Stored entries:
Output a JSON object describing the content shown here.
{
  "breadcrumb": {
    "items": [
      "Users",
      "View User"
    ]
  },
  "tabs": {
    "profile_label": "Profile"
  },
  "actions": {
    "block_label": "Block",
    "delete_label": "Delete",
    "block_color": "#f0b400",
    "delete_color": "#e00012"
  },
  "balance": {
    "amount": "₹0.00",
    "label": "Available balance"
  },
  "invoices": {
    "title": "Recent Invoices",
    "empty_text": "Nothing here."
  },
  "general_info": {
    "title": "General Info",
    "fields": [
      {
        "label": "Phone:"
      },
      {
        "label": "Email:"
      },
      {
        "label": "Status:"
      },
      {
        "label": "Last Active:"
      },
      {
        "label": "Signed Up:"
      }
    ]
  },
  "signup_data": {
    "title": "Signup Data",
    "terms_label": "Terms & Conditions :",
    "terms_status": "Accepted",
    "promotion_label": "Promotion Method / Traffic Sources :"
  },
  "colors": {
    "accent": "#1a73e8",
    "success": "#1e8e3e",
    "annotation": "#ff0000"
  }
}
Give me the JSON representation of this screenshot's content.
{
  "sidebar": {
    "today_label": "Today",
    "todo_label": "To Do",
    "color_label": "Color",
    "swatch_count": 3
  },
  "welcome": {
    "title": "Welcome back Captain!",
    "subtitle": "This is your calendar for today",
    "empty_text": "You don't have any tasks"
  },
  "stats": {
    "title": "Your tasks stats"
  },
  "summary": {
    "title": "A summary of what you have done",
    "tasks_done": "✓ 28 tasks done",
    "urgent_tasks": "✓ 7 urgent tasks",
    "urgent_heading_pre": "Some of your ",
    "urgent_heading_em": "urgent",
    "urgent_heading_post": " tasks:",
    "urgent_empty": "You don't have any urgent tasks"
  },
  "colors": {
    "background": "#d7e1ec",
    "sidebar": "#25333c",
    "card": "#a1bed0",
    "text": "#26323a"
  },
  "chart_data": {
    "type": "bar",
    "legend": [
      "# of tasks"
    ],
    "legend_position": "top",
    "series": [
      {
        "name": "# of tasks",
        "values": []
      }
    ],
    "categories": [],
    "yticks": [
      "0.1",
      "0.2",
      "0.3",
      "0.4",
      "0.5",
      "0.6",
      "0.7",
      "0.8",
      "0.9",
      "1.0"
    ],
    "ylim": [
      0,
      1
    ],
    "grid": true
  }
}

--- WHAT YOU NEED TO DO ---
Repeat the data above, word for word.

--- SOLUTION TO THE EXERCISE ---
Output a JSON object describing the content shown here.
{
  "breadcrumb": {
    "items": [
      "Users",
      "View User"
    ]
  },
  "tabs": {
    "profile_label": "Profile"
  },
  "actions": {
    "block_label": "Block",
    "delete_label": "Delete",
    "block_color": "#f0b400",
    "delete_color": "#e00012"
  },
  "balance": {
    "amount": "₹0.00",
    "label": "Available balance"
  },
  "invoices": {
    "title": "Recent Invoices",
    "empty_text": "Nothing here."
  },
  "general_info": {
    "title": "General Info",
    "fields": [
      {
        "label": "Phone:"
      },
      {
        "label": "Email:"
      },
      {
        "label": "Status:"
      },
      {
        "label": "Last Active:"
      },
      {
        "label": "Signed Up:"
      }
    ]
  },
  "signup_data": {
    "title": "Signup Data",
    "terms_label": "Terms & Conditions :",
    "terms_status": "Accepted",
    "promotion_label": "Promotion Method / Traffic Sources :"
  },
  "colors": {
    "accent": "#1a73e8",
    "success": "#1e8e3e",
    "annotation": "#ff0000"
  }
}
Give me the JSON representation of this screenshot's content.
{
  "sidebar": {
    "today_label": "Today",
    "todo_label": "To Do",
    "color_label": "Color",
    "swatch_count": 3
  },
  "welcome": {
    "title": "Welcome back Captain!",
    "subtitle": "This is your calendar for today",
    "empty_text": "You don't have any tasks"
  },
  "stats": {
    "title": "Your tasks stats"
  },
  "summary": {
    "title": "A summary of what you have done",
    "tasks_done": "✓ 28 tasks done",
    "urgent_tasks": "✓ 7 urgent tasks",
    "urgent_heading_pre": "Some of your ",
    "urgent_heading_em": "urgent",
    "urgent_heading_post": " tasks:",
    "urgent_empty": "You don't have any urgent tasks"
  },
  "colors": {
    "background": "#d7e1ec",
    "sidebar": "#25333c",
    "card": "#a1bed0",
    "text": "#26323a"
  },
  "chart_data": {
    "type": "bar",
    "legend": [
      "# of tasks"
    ],
    "legend_position": "top",
    "series": [
      {
        "name": "# of tasks",
        "values": []
      }
    ],
    "categories": [],
    "yticks": [
      "0.1",
      "0.2",
      "0.3",
      "0.4",
      "0.5",
      "0.6",
      "0.7",
      "0.8",
      "0.9",
      "1.0"
    ],
    "ylim": [
      0,
      1
    ],
    "grid": true
  }
}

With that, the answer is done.